Task goal
Assemble all lines in which the string "from" appears.

- - - - - - -

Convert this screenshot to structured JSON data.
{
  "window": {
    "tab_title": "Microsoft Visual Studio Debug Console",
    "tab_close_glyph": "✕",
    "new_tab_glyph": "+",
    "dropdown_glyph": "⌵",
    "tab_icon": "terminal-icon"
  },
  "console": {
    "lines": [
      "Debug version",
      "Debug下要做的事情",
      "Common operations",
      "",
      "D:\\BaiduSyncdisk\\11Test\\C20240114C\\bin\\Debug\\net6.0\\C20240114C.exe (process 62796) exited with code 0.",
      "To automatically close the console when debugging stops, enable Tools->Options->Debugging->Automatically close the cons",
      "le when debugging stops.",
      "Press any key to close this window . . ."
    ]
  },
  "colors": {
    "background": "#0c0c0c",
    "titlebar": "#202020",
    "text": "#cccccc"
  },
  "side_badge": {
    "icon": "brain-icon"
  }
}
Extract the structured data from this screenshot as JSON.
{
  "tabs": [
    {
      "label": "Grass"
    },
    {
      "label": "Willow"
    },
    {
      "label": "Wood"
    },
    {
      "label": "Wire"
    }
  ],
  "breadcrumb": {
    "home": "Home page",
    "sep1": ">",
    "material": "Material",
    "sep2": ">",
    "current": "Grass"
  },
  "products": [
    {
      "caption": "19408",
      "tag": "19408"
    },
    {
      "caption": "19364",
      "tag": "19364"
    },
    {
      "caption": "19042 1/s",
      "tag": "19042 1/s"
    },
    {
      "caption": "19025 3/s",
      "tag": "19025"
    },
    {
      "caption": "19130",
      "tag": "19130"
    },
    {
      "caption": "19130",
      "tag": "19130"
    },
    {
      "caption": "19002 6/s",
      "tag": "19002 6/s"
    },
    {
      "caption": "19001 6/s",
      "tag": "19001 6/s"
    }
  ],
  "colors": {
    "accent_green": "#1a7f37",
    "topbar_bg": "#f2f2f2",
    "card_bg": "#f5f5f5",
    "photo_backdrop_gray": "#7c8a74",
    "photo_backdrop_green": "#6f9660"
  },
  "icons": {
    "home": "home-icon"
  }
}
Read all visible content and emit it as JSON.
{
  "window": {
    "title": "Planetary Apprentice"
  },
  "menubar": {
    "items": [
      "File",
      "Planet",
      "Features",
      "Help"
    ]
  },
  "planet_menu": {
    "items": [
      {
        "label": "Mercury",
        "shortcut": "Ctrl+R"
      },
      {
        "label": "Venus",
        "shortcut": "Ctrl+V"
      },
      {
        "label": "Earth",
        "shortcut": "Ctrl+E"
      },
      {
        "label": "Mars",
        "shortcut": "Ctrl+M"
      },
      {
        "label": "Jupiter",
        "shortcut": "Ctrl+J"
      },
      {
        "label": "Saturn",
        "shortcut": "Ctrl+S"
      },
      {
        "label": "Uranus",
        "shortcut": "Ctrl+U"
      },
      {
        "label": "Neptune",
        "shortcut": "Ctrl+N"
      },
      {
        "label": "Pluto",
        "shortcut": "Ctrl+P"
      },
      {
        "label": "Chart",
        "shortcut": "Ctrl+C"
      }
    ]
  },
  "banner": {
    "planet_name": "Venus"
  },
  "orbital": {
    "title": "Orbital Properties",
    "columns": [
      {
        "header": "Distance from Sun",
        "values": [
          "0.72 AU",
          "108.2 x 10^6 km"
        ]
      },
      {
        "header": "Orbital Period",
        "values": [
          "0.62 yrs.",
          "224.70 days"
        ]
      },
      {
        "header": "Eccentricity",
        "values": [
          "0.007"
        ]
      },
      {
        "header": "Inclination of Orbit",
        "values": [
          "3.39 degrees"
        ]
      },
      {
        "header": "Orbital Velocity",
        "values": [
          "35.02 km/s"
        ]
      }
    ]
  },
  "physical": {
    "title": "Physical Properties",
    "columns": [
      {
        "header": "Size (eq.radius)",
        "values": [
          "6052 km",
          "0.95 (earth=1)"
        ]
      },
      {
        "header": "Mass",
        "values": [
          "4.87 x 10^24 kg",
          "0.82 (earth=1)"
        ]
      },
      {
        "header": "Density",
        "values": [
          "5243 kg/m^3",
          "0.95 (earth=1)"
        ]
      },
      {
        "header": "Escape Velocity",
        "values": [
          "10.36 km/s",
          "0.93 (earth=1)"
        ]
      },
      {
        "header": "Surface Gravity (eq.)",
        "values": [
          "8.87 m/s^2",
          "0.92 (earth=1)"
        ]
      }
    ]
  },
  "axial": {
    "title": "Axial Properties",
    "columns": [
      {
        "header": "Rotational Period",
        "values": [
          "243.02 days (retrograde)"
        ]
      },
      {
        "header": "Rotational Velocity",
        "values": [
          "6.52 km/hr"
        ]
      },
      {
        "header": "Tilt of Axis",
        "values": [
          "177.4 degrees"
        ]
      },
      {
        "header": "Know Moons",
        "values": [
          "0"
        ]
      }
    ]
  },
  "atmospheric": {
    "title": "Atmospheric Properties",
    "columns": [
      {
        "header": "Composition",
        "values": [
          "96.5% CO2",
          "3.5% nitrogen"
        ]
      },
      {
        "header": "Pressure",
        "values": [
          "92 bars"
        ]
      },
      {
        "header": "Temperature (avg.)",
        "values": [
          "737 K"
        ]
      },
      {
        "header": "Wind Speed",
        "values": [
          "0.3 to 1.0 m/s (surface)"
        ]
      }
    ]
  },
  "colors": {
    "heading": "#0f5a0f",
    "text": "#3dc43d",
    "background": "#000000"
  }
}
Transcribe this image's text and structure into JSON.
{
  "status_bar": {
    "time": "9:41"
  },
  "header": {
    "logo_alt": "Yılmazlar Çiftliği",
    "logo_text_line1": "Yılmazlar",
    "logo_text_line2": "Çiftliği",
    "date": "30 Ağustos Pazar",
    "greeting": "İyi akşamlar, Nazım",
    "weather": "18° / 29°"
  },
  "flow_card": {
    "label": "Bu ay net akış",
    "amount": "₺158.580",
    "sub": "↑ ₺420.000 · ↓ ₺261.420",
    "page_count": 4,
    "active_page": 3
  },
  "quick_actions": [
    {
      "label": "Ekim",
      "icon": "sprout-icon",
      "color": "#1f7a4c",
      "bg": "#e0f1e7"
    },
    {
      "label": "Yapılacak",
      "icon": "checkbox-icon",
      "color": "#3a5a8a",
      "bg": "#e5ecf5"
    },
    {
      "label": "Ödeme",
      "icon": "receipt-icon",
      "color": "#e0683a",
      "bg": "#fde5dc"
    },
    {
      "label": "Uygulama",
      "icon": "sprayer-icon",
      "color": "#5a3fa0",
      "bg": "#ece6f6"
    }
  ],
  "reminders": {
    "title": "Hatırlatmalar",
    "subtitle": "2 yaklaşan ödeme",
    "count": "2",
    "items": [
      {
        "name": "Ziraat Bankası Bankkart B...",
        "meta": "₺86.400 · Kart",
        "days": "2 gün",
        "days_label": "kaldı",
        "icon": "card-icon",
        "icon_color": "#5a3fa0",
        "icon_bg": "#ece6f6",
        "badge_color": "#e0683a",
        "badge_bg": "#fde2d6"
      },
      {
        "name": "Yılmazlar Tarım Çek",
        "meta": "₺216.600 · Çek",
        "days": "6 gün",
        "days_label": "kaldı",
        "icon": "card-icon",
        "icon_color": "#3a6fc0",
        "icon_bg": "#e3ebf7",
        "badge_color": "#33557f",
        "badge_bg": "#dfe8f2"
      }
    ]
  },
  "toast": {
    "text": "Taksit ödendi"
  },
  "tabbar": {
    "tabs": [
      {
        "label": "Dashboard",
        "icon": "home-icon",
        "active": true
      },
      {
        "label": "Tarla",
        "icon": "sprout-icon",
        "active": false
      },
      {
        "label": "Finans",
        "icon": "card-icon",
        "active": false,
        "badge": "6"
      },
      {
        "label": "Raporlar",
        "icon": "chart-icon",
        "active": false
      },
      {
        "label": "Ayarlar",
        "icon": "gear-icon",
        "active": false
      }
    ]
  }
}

- - - - - - -

Solution to this task
Extract the structured data from this screenshot as JSON.
        "header": "Distance from Sun",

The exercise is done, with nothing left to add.